Problem details: Transcribe the material verbatim in full; the pictures do not belong in the copy.

Exercise materials:

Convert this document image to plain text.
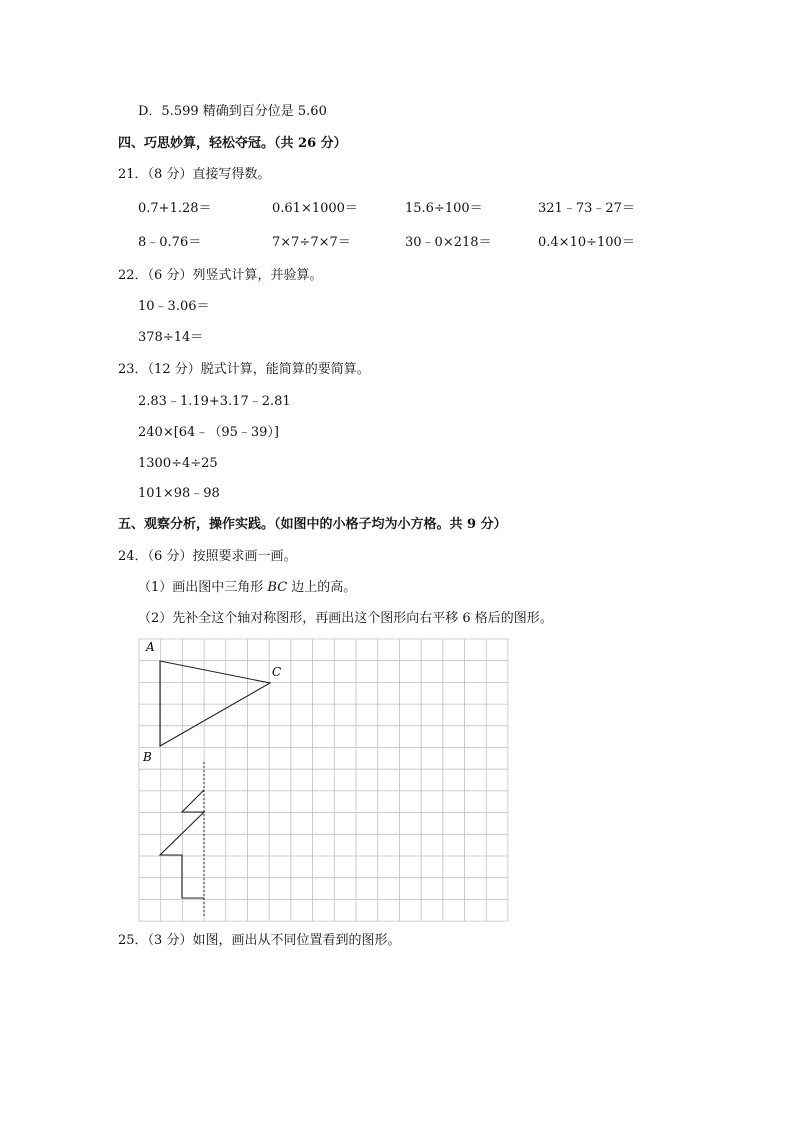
D．5.599 精确到百分位是 5.60
四、巧思妙算，轻松夺冠。（共 26 分）
21．（8 分）直接写得数。
0.7+1.28＝	0.61×1000＝	15.6÷100＝	321﹣73﹣27＝
8﹣0.76＝	7×7÷7×7＝	30﹣0×218＝	0.4×10÷100＝
22．（6 分）列竖式计算，并验算。
10﹣3.06＝
378÷14＝
23．（12 分）脱式计算，能简算的要简算。
2.83﹣1.19+3.17﹣2.81
240×[64﹣（95﹣39）]
1300÷4÷25
101×98﹣98
五、观察分析，操作实践。（如图中的小格子均为小方格。共 9 分）
24．（6 分）按照要求画一画。
（1）画出图中三角形 BC 边上的高。
（2）先补全这个轴对称图形，再画出这个图形向右平移 6 格后的图形。
A
B
C
25．（3 分）如图，画出从不同位置看到的图形。
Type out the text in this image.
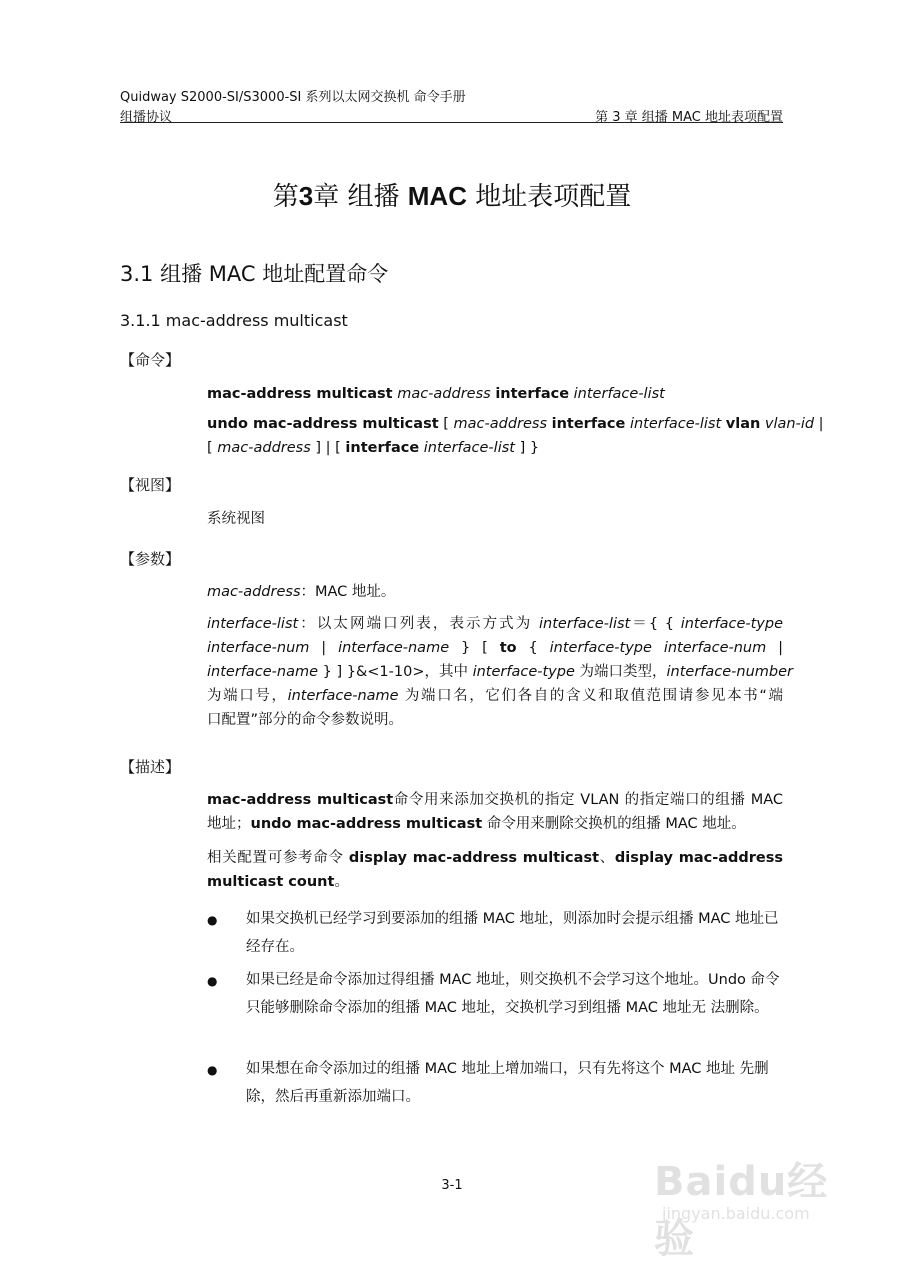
Quidway S2000-SI/S3000-SI 系列以太网交换机 命令手册
组播协议	第 3 章 组播 MAC 地址表项配置
第3章 组播 MAC 地址表项配置
3.1 组播 MAC 地址配置命令
3.1.1 mac-address multicast
【命令】
mac-address multicast mac-address interface interface-list
undo mac-address multicast [ mac-address interface interface-list vlan vlan-id |
[ mac-address ] | [ interface interface-list ] }
【视图】
系统视图
【参数】
mac-address：MAC 地址。
interface-list：以太网端口列表，表示方式为 interface-list＝{ { interface-type
interface-num | interface-name } [ to { interface-type interface-num |
interface-name } ] }&<1-10>，其中 interface-type 为端口类型，interface-number
为端口号，interface-name 为端口名，它们各自的含义和取值范围请参见本书“端
口配置”部分的命令参数说明。
【描述】
mac-address multicast命令用来添加交换机的指定 VLAN 的指定端口的组播 MAC
地址；undo mac-address multicast 命令用来删除交换机的组播 MAC 地址。
相关配置可参考命令 display mac-address multicast、display mac-address
multicast count。
● 如果交换机已经学习到要添加的组播 MAC 地址，则添加时会提示组播 MAC 地址已经存在。
● 如果已经是命令添加过得组播 MAC 地址，则交换机不会学习这个地址。Undo 命令只能够删除命令添加的组播 MAC 地址，交换机学习到组播 MAC 地址无 法删除。
● 如果想在命令添加过的组播 MAC 地址上增加端口，只有先将这个 MAC 地址 先删除，然后再重新添加端口。
3-1	Baidu经验
jingyan.baidu.com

Task result:
Convert this document image to plain text.
D．5.599 精确到百分位是 5.60
四、巧思妙算，轻松夺冠。（共 26 分）
21．（8 分）直接写得数。
0.7+1.28＝	0.61×1000＝	15.6÷100＝	321﹣73﹣27＝
8﹣0.76＝	7×7÷7×7＝	30﹣0×218＝	0.4×10÷100＝
22．（6 分）列竖式计算，并验算。
10﹣3.06＝
378÷14＝
23．（12 分）脱式计算，能简算的要简算。
2.83﹣1.19+3.17﹣2.81
240×[64﹣（95﹣39）]
1300÷4÷25
101×98﹣98
五、观察分析，操作实践。（如图中的小格子均为小方格。共 9 分）
24．（6 分）按照要求画一画。
（1）画出图中三角形 BC 边上的高。
（2）先补全这个轴对称图形，再画出这个图形向右平移 6 格后的图形。
A
B
C
25．（3 分）如图，画出从不同位置看到的图形。
Type out the text in this image.
Quidway S2000-SI/S3000-SI 系列以太网交换机 命令手册
组播协议	第 3 章 组播 MAC 地址表项配置
第3章 组播 MAC 地址表项配置
3.1 组播 MAC 地址配置命令
3.1.1 mac-address multicast
【命令】
mac-address multicast mac-address interface interface-list
undo mac-address multicast [ mac-address interface interface-list vlan vlan-id |
[ mac-address ] | [ interface interface-list ] }
【视图】
系统视图
【参数】
mac-address：MAC 地址。
interface-list：以太网端口列表，表示方式为 interface-list＝{ { interface-type
interface-num | interface-name } [ to { interface-type interface-num |
interface-name } ] }&<1-10>，其中 interface-type 为端口类型，interface-number
为端口号，interface-name 为端口名，它们各自的含义和取值范围请参见本书“端
口配置”部分的命令参数说明。
【描述】
mac-address multicast命令用来添加交换机的指定 VLAN 的指定端口的组播 MAC
地址；undo mac-address multicast 命令用来删除交换机的组播 MAC 地址。
相关配置可参考命令 display mac-address multicast、display mac-address
multicast count。
● 如果交换机已经学习到要添加的组播 MAC 地址，则添加时会提示组播 MAC 地址已经存在。
● 如果已经是命令添加过得组播 MAC 地址，则交换机不会学习这个地址。Undo 命令只能够删除命令添加的组播 MAC 地址，交换机学习到组播 MAC 地址无 法删除。
● 如果想在命令添加过的组播 MAC 地址上增加端口，只有先将这个 MAC 地址 先删除，然后再重新添加端口。
3-1	Baidu经验
jingyan.baidu.com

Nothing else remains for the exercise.